Directions: Print every record below exactly as written.

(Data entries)

■ ■ ■ ■

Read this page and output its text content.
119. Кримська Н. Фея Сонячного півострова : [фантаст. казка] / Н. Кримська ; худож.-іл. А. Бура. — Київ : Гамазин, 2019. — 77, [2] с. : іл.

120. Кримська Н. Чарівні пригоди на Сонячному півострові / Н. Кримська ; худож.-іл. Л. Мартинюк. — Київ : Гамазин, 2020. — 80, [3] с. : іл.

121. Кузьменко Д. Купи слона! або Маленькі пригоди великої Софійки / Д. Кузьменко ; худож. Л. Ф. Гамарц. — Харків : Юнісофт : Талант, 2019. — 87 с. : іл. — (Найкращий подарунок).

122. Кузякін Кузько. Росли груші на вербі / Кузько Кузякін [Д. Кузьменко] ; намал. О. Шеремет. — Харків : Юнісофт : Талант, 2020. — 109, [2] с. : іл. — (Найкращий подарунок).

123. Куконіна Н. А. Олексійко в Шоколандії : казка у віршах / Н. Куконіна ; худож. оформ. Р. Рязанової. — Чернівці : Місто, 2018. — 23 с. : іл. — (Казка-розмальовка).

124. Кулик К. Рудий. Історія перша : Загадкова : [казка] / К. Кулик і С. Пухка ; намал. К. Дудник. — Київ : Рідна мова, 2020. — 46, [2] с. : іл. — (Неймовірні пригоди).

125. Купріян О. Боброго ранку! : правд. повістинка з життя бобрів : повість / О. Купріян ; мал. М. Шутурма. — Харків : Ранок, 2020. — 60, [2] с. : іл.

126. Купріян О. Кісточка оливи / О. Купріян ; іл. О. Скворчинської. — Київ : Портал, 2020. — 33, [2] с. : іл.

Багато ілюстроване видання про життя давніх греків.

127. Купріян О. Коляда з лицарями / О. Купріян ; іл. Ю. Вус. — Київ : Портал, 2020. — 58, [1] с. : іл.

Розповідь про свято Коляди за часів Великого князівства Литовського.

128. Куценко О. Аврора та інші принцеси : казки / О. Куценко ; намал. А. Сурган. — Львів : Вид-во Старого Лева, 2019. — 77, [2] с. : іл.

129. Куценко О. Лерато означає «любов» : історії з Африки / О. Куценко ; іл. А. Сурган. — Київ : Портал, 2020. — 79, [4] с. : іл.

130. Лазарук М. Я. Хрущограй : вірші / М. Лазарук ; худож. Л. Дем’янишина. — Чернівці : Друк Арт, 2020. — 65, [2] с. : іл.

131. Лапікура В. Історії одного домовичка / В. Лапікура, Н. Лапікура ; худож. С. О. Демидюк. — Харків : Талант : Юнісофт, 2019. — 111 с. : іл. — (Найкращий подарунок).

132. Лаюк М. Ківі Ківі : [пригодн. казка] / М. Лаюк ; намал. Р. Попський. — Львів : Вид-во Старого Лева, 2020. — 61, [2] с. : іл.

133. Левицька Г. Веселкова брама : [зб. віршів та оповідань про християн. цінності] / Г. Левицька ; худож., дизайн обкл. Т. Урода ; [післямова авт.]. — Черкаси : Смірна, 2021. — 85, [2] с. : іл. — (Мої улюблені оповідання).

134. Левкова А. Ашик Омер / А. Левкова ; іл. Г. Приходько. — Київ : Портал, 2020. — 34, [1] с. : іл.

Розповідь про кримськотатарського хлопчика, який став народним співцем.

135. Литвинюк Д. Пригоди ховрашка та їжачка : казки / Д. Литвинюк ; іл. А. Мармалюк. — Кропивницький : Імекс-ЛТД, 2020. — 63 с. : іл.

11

■ ■ ■ ■

Answer to this exercise:
Read this page and output its text content.
119. Кримська Н. Фея Сонячного півострова : [фантаст. казка] / Н. Кримська ; худож.-іл. А. Бура. — Київ : Гамазин, 2019. — 77, [2] с. : іл.

120. Кримська Н. Чарівні пригоди на Сонячному півострові / Н. Кримська ; худож.-іл. Л. Мартинюк. — Київ : Гамазин, 2020. — 80, [3] с. : іл.

121. Кузьменко Д. Купи слона! або Маленькі пригоди великої Софійки / Д. Кузьменко ; худож. Л. Ф. Гамарц. — Харків : Юнісофт : Талант, 2019. — 87 с. : іл. — (Найкращий подарунок).

122. Кузякін Кузько. Росли груші на вербі / Кузько Кузякін [Д. Кузьменко] ; намал. О. Шеремет. — Харків : Юнісофт : Талант, 2020. — 109, [2] с. : іл. — (Найкращий подарунок).

123. Куконіна Н. А. Олексійко в Шоколандії : казка у віршах / Н. Куконіна ; худож. оформ. Р. Рязанової. — Чернівці : Місто, 2018. — 23 с. : іл. — (Казка-розмальовка).

124. Кулик К. Рудий. Історія перша : Загадкова : [казка] / К. Кулик і С. Пухка ; намал. К. Дудник. — Київ : Рідна мова, 2020. — 46, [2] с. : іл. — (Неймовірні пригоди).

125. Купріян О. Боброго ранку! : правд. повістинка з життя бобрів : повість / О. Купріян ; мал. М. Шутурма. — Харків : Ранок, 2020. — 60, [2] с. : іл.

126. Купріян О. Кісточка оливи / О. Купріян ; іл. О. Скворчинської. — Київ : Портал, 2020. — 33, [2] с. : іл.

Багато ілюстроване видання про життя давніх греків.

127. Купріян О. Коляда з лицарями / О. Купріян ; іл. Ю. Вус. — Київ : Портал, 2020. — 58, [1] с. : іл.

Розповідь про свято Коляди за часів Великого князівства Литовського.

128. Куценко О. Аврора та інші принцеси : казки / О. Куценко ; намал. А. Сурган. — Львів : Вид-во Старого Лева, 2019. — 77, [2] с. : іл.

129. Куценко О. Лерато означає «любов» : історії з Африки / О. Куценко ; іл. А. Сурган. — Київ : Портал, 2020. — 79, [4] с. : іл.

130. Лазарук М. Я. Хрущограй : вірші / М. Лазарук ; худож. Л. Дем’янишина. — Чернівці : Друк Арт, 2020. — 65, [2] с. : іл.

131. Лапікура В. Історії одного домовичка / В. Лапікура, Н. Лапікура ; худож. С. О. Демидюк. — Харків : Талант : Юнісофт, 2019. — 111 с. : іл. — (Найкращий подарунок).

132. Лаюк М. Ківі Ківі : [пригодн. казка] / М. Лаюк ; намал. Р. Попський. — Львів : Вид-во Старого Лева, 2020. — 61, [2] с. : іл.

133. Левицька Г. Веселкова брама : [зб. віршів та оповідань про християн. цінності] / Г. Левицька ; худож., дизайн обкл. Т. Урода ; [післямова авт.]. — Черкаси : Смірна, 2021. — 85, [2] с. : іл. — (Мої улюблені оповідання).

134. Левкова А. Ашик Омер / А. Левкова ; іл. Г. Приходько. — Київ : Портал, 2020. — 34, [1] с. : іл.

Розповідь про кримськотатарського хлопчика, який став народним співцем.

135. Литвинюк Д. Пригоди ховрашка та їжачка : казки / Д. Литвинюк ; іл. А. Мармалюк. — Кропивницький : Імекс-ЛТД, 2020. — 63 с. : іл.

11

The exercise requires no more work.